-- START Records --

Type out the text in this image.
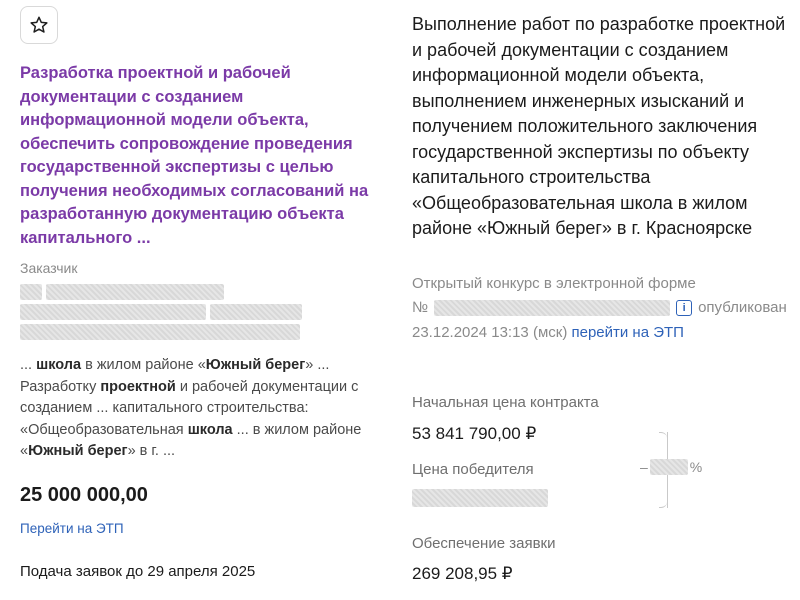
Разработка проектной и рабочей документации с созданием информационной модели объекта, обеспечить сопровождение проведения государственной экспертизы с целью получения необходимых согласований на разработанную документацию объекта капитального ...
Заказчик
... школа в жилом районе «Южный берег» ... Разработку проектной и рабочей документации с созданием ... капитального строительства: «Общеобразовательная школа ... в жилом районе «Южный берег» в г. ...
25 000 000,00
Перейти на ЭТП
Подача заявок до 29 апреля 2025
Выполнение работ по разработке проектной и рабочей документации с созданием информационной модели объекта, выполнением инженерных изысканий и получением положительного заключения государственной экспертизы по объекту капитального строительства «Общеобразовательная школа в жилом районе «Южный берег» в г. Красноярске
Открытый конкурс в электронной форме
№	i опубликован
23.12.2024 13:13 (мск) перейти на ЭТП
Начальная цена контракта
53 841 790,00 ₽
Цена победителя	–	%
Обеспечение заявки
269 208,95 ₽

-- END Records --
-- START Records --

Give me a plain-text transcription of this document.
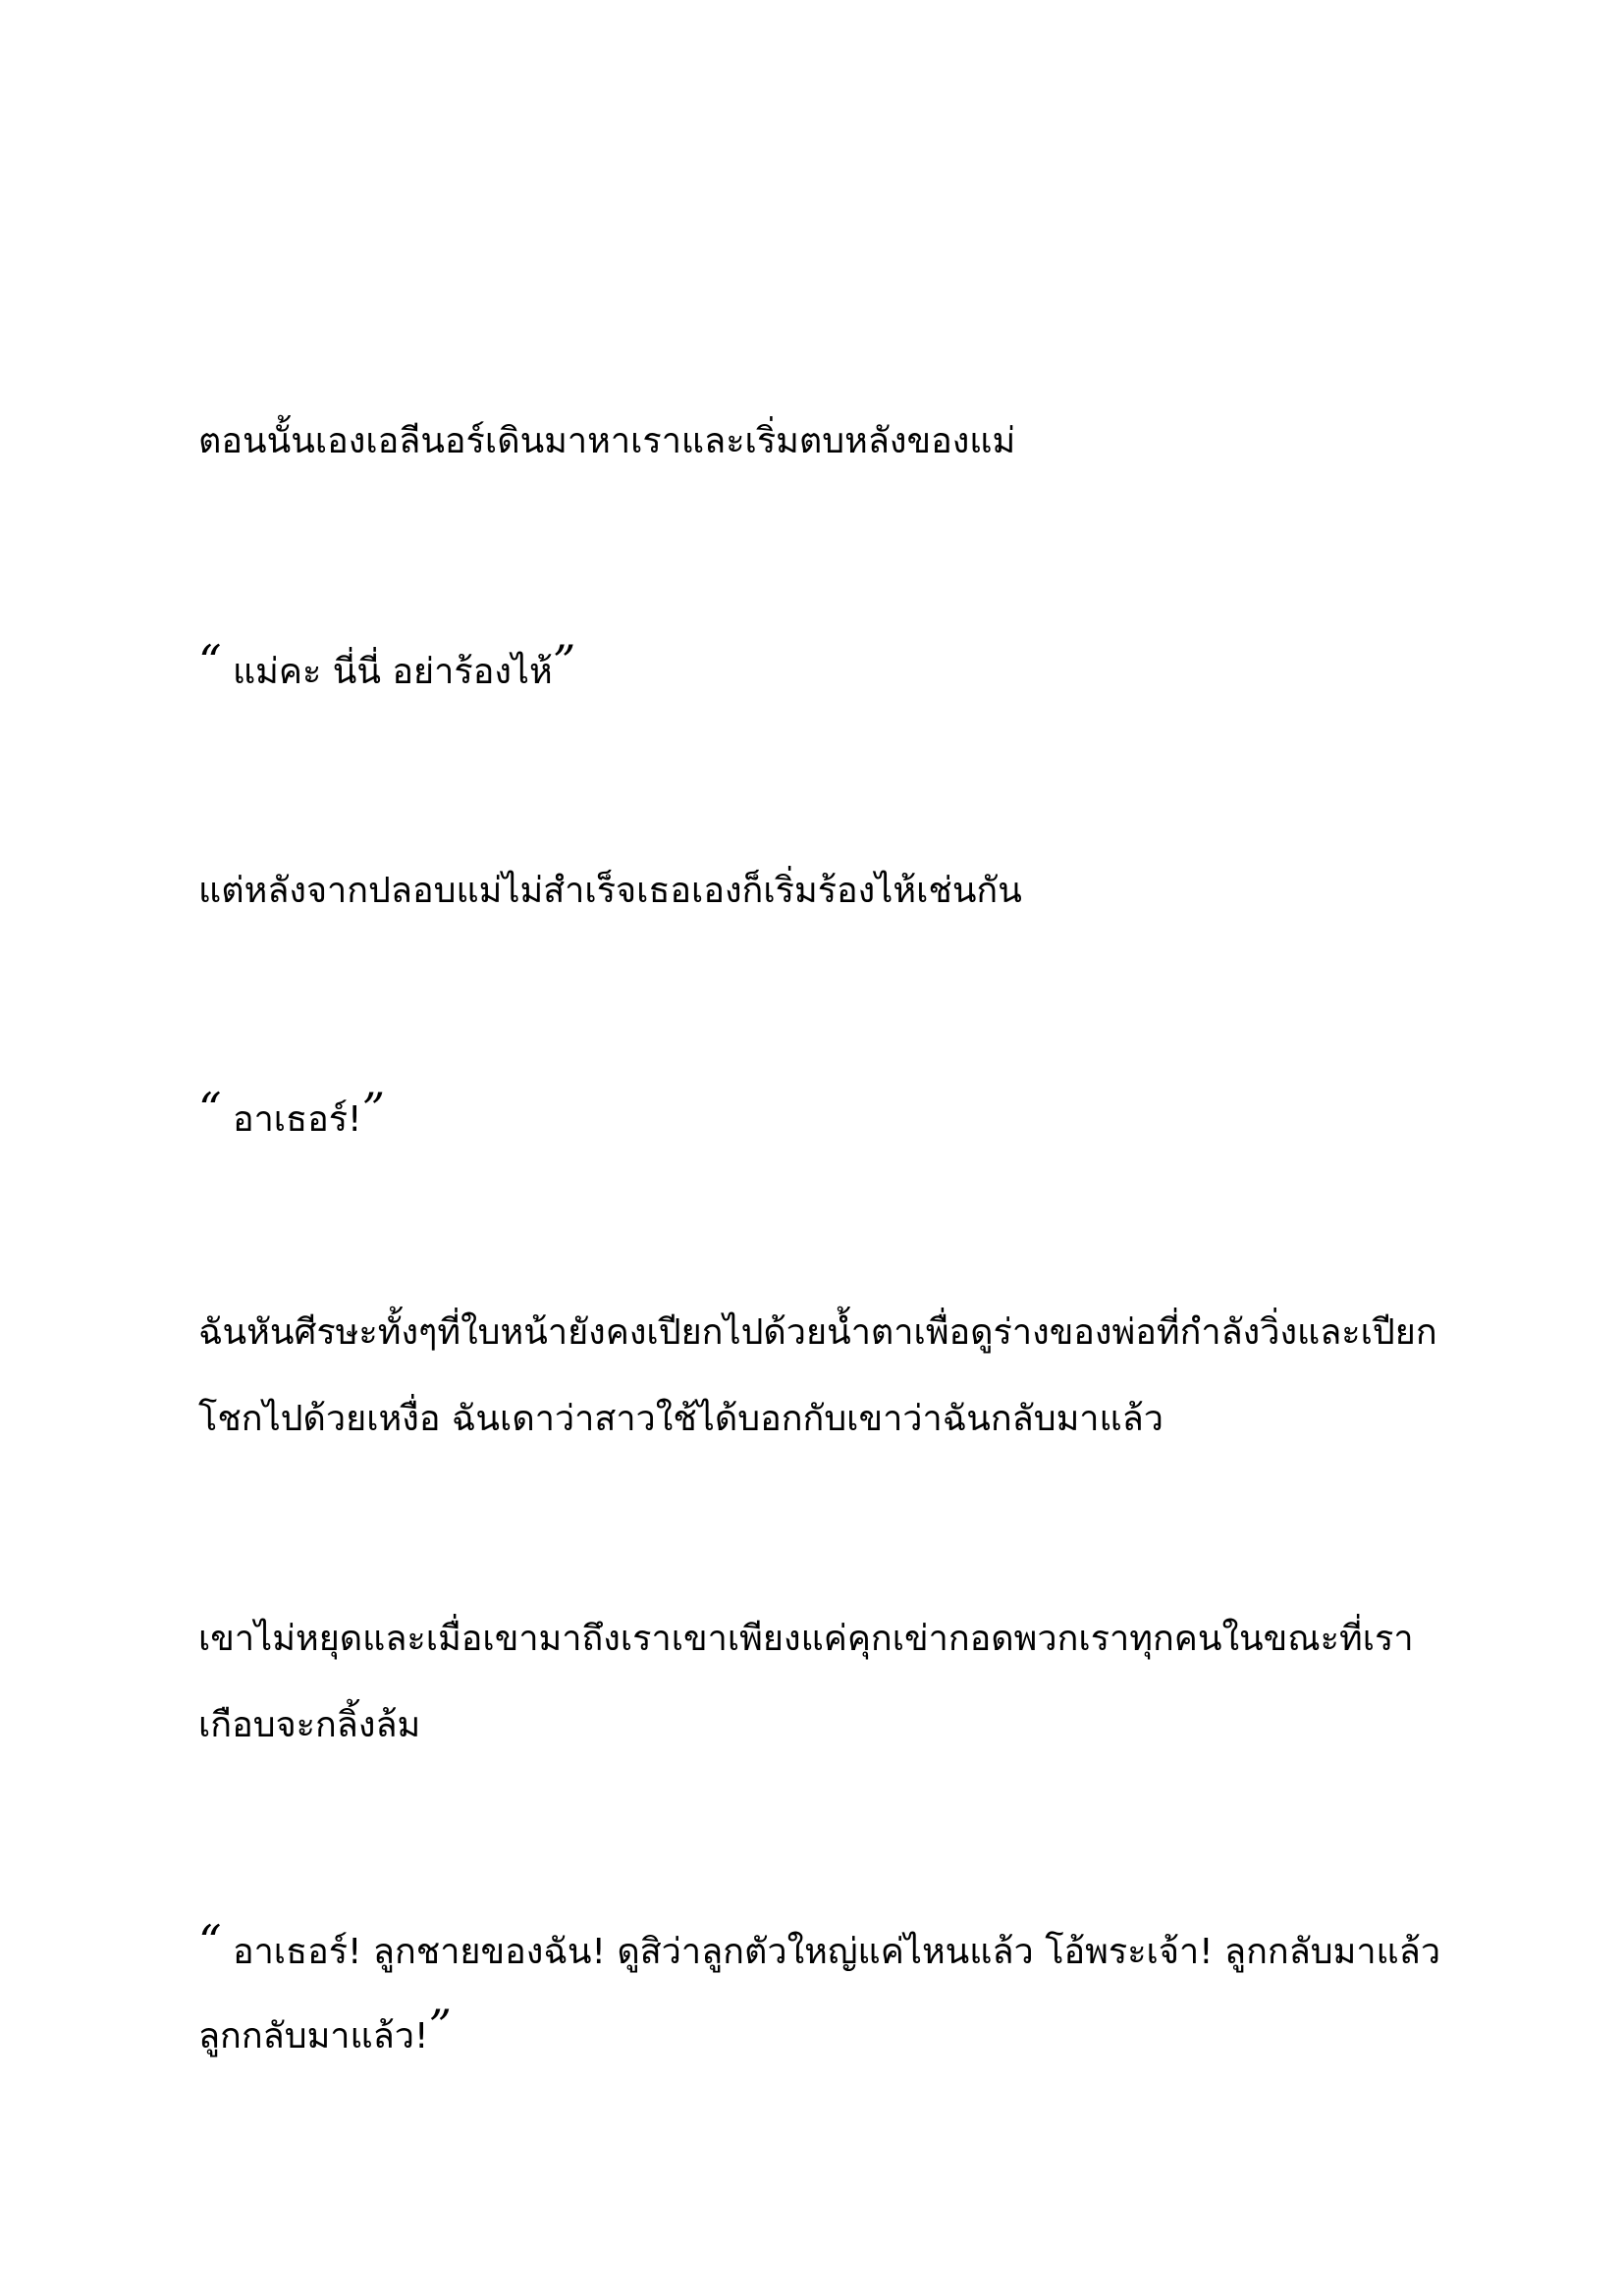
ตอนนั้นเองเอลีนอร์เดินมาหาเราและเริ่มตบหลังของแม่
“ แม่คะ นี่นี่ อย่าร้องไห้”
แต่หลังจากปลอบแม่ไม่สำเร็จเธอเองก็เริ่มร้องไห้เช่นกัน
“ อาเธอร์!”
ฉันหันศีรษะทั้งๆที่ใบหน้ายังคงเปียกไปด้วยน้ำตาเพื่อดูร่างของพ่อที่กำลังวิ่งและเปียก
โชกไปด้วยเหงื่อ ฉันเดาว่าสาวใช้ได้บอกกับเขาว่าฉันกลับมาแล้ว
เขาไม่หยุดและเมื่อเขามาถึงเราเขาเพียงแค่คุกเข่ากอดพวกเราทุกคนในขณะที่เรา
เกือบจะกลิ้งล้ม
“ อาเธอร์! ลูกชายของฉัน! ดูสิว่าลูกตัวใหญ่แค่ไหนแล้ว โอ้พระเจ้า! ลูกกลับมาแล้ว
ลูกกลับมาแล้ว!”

-- END Records --

Work instructions:
Count the lines of the data that include the string "this", and give only that number.

Solution below:
2